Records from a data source
-----
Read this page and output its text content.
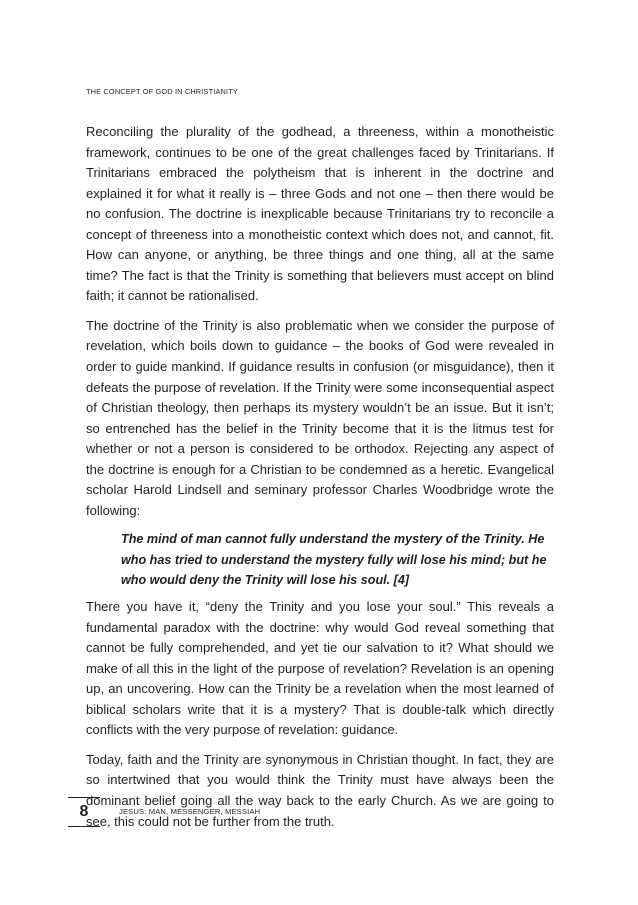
THE CONCEPT OF GOD IN CHRISTIANITY

Reconciling the plurality of the godhead, a threeness, within a monotheistic framework, continues to be one of the great challenges faced by Trinitarians. If Trinitarians embraced the polytheism that is inherent in the doctrine and explained it for what it really is – three Gods and not one – then there would be no confusion. The doctrine is inexplicable because Trinitarians try to reconcile a concept of threeness into a monotheistic context which does not, and cannot, fit. How can anyone, or anything, be three things and one thing, all at the same time? The fact is that the Trinity is something that believers must accept on blind faith; it cannot be rationalised.

The doctrine of the Trinity is also problematic when we consider the purpose of revelation, which boils down to guidance – the books of God were revealed in order to guide mankind. If guidance results in confusion (or misguidance), then it defeats the purpose of revelation. If the Trinity were some inconsequential aspect of Christian theology, then perhaps its mystery wouldn’t be an issue. But it isn’t; so entrenched has the belief in the Trinity become that it is the litmus test for whether or not a person is considered to be orthodox. Rejecting any aspect of the doctrine is enough for a Christian to be condemned as a heretic. Evangelical scholar Harold Lindsell and seminary professor Charles Woodbridge wrote the following:

The mind of man cannot fully understand the mystery of the Trinity. He who has tried to understand the mystery fully will lose his mind; but he who would deny the Trinity will lose his soul. [4]

There you have it, “deny the Trinity and you lose your soul.” This reveals a fundamental paradox with the doctrine: why would God reveal something that cannot be fully comprehended, and yet tie our salvation to it? What should we make of all this in the light of the purpose of revelation? Revelation is an opening up, an uncovering. How can the Trinity be a revelation when the most learned of biblical scholars write that it is a mystery? That is double-talk which directly conflicts with the very purpose of revelation: guidance.

Today, faith and the Trinity are synonymous in Christian thought. In fact, they are so intertwined that you would think the Trinity must have always been the dominant belief going all the way back to the early Church. As we are going to see, this could not be further from the truth.

8	JESUS: MAN, MESSENGER, MESSIAH
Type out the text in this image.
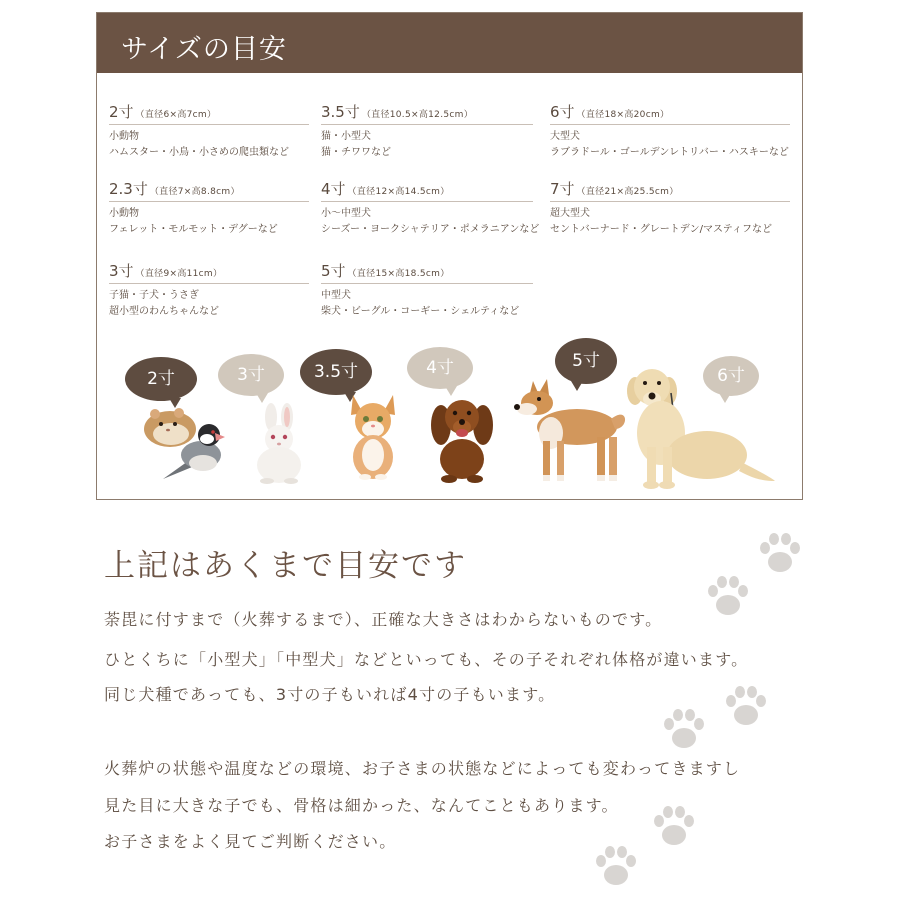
サイズの目安
2寸 （直径6×高7cm）
小動物
ハムスター・小鳥・小さめの爬虫類など
2.3寸 （直径7×高8.8cm）
小動物
フェレット・モルモット・デグーなど
3寸 （直径9×高11cm）
子猫・子犬・うさぎ
超小型のわんちゃんなど
3.5寸 （直径10.5×高12.5cm）
猫・小型犬
猫・チワワなど
4寸 （直径12×高14.5cm）
小～中型犬
シーズー・ヨークシャテリア・ポメラニアンなど
5寸 （直径15×高18.5cm）
中型犬
柴犬・ビーグル・コーギー・シェルティなど
6寸 （直径18×高20cm）
大型犬
ラブラドール・ゴールデンレトリバー・ハスキーなど
7寸 （直径21×高25.5cm）
超大型犬
セントバーナード・グレートデン/マスティフなど
2寸	3寸	3.5寸	4寸	5寸
6寸
上記はあくまで目安です
荼毘に付すまで（火葬するまで）、正確な大きさはわからないものです。
ひとくちに「小型犬」「中型犬」などといっても、その子それぞれ体格が違います。
同じ犬種であっても、3寸の子もいれば4寸の子もいます。
火葬炉の状態や温度などの環境、お子さまの状態などによっても変わってきますし
見た目に大きな子でも、骨格は細かった、なんてこともあります。
お子さまをよく見てご判断ください。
-----
◆ Written request ◆
Reproduce each line exactly, please, except for any pictures.

◆ Result for this task ◆
Read this page and output its text content.
THE CONCEPT OF GOD IN CHRISTIANITY

Reconciling the plurality of the godhead, a threeness, within a monotheistic framework, continues to be one of the great challenges faced by Trinitarians. If Trinitarians embraced the polytheism that is inherent in the doctrine and explained it for what it really is – three Gods and not one – then there would be no confusion. The doctrine is inexplicable because Trinitarians try to reconcile a concept of threeness into a monotheistic context which does not, and cannot, fit. How can anyone, or anything, be three things and one thing, all at the same time? The fact is that the Trinity is something that believers must accept on blind faith; it cannot be rationalised.

The doctrine of the Trinity is also problematic when we consider the purpose of revelation, which boils down to guidance – the books of God were revealed in order to guide mankind. If guidance results in confusion (or misguidance), then it defeats the purpose of revelation. If the Trinity were some inconsequential aspect of Christian theology, then perhaps its mystery wouldn’t be an issue. But it isn’t; so entrenched has the belief in the Trinity become that it is the litmus test for whether or not a person is considered to be orthodox. Rejecting any aspect of the doctrine is enough for a Christian to be condemned as a heretic. Evangelical scholar Harold Lindsell and seminary professor Charles Woodbridge wrote the following:

The mind of man cannot fully understand the mystery of the Trinity. He who has tried to understand the mystery fully will lose his mind; but he who would deny the Trinity will lose his soul. [4]

There you have it, “deny the Trinity and you lose your soul.” This reveals a fundamental paradox with the doctrine: why would God reveal something that cannot be fully comprehended, and yet tie our salvation to it? What should we make of all this in the light of the purpose of revelation? Revelation is an opening up, an uncovering. How can the Trinity be a revelation when the most learned of biblical scholars write that it is a mystery? That is double-talk which directly conflicts with the very purpose of revelation: guidance.

Today, faith and the Trinity are synonymous in Christian thought. In fact, they are so intertwined that you would think the Trinity must have always been the dominant belief going all the way back to the early Church. As we are going to see, this could not be further from the truth.

8	JESUS: MAN, MESSENGER, MESSIAH
Type out the text in this image.
サイズの目安
2寸 （直径6×高7cm）
小動物
ハムスター・小鳥・小さめの爬虫類など
2.3寸 （直径7×高8.8cm）
小動物
フェレット・モルモット・デグーなど
3寸 （直径9×高11cm）
子猫・子犬・うさぎ
超小型のわんちゃんなど
3.5寸 （直径10.5×高12.5cm）
猫・小型犬
猫・チワワなど
4寸 （直径12×高14.5cm）
小～中型犬
シーズー・ヨークシャテリア・ポメラニアンなど
5寸 （直径15×高18.5cm）
中型犬
柴犬・ビーグル・コーギー・シェルティなど
6寸 （直径18×高20cm）
大型犬
ラブラドール・ゴールデンレトリバー・ハスキーなど
7寸 （直径21×高25.5cm）
超大型犬
セントバーナード・グレートデン/マスティフなど
2寸	3寸	3.5寸	4寸	5寸
6寸
上記はあくまで目安です
荼毘に付すまで（火葬するまで）、正確な大きさはわからないものです。
ひとくちに「小型犬」「中型犬」などといっても、その子それぞれ体格が違います。
同じ犬種であっても、3寸の子もいれば4寸の子もいます。
火葬炉の状態や温度などの環境、お子さまの状態などによっても変わってきますし
見た目に大きな子でも、骨格は細かった、なんてこともあります。
お子さまをよく見てご判断ください。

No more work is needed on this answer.